## Dataset extract
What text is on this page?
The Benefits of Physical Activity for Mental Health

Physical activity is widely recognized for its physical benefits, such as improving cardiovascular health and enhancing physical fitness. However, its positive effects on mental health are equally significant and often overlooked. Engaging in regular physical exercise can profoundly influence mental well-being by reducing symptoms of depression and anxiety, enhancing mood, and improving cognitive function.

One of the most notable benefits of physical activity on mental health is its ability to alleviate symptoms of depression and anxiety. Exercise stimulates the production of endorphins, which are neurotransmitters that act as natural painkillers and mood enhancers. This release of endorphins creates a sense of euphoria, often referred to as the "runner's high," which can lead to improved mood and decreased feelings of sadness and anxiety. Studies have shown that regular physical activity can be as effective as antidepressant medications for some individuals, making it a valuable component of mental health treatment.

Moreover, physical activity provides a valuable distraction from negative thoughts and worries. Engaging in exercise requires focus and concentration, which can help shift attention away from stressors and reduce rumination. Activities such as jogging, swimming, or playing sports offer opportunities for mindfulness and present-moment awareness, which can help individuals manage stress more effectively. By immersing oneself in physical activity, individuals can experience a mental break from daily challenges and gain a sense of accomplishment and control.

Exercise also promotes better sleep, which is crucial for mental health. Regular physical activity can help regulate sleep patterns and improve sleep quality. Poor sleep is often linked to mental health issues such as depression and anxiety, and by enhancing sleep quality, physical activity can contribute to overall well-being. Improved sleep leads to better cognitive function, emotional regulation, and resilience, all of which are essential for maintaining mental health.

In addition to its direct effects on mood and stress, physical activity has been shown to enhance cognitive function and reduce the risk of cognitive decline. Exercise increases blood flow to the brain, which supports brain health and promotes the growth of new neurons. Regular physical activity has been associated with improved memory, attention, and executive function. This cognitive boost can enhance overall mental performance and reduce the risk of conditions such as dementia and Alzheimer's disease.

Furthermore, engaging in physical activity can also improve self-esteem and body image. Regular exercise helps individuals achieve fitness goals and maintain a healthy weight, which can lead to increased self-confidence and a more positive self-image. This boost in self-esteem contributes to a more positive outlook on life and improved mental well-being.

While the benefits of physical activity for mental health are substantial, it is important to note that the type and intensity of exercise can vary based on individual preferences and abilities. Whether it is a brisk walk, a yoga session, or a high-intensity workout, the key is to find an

## Do this
Once more, set down the full listing, verbatim.

## Output of the task
What text is on this page?
The Benefits of Physical Activity for Mental Health

Physical activity is widely recognized for its physical benefits, such as improving cardiovascular health and enhancing physical fitness. However, its positive effects on mental health are equally significant and often overlooked. Engaging in regular physical exercise can profoundly influence mental well-being by reducing symptoms of depression and anxiety, enhancing mood, and improving cognitive function.

One of the most notable benefits of physical activity on mental health is its ability to alleviate symptoms of depression and anxiety. Exercise stimulates the production of endorphins, which are neurotransmitters that act as natural painkillers and mood enhancers. This release of endorphins creates a sense of euphoria, often referred to as the "runner's high," which can lead to improved mood and decreased feelings of sadness and anxiety. Studies have shown that regular physical activity can be as effective as antidepressant medications for some individuals, making it a valuable component of mental health treatment.

Moreover, physical activity provides a valuable distraction from negative thoughts and worries. Engaging in exercise requires focus and concentration, which can help shift attention away from stressors and reduce rumination. Activities such as jogging, swimming, or playing sports offer opportunities for mindfulness and present-moment awareness, which can help individuals manage stress more effectively. By immersing oneself in physical activity, individuals can experience a mental break from daily challenges and gain a sense of accomplishment and control.

Exercise also promotes better sleep, which is crucial for mental health. Regular physical activity can help regulate sleep patterns and improve sleep quality. Poor sleep is often linked to mental health issues such as depression and anxiety, and by enhancing sleep quality, physical activity can contribute to overall well-being. Improved sleep leads to better cognitive function, emotional regulation, and resilience, all of which are essential for maintaining mental health.

In addition to its direct effects on mood and stress, physical activity has been shown to enhance cognitive function and reduce the risk of cognitive decline. Exercise increases blood flow to the brain, which supports brain health and promotes the growth of new neurons. Regular physical activity has been associated with improved memory, attention, and executive function. This cognitive boost can enhance overall mental performance and reduce the risk of conditions such as dementia and Alzheimer's disease.

Furthermore, engaging in physical activity can also improve self-esteem and body image. Regular exercise helps individuals achieve fitness goals and maintain a healthy weight, which can lead to increased self-confidence and a more positive self-image. This boost in self-esteem contributes to a more positive outlook on life and improved mental well-being.

While the benefits of physical activity for mental health are substantial, it is important to note that the type and intensity of exercise can vary based on individual preferences and abilities. Whether it is a brisk walk, a yoga session, or a high-intensity workout, the key is to find an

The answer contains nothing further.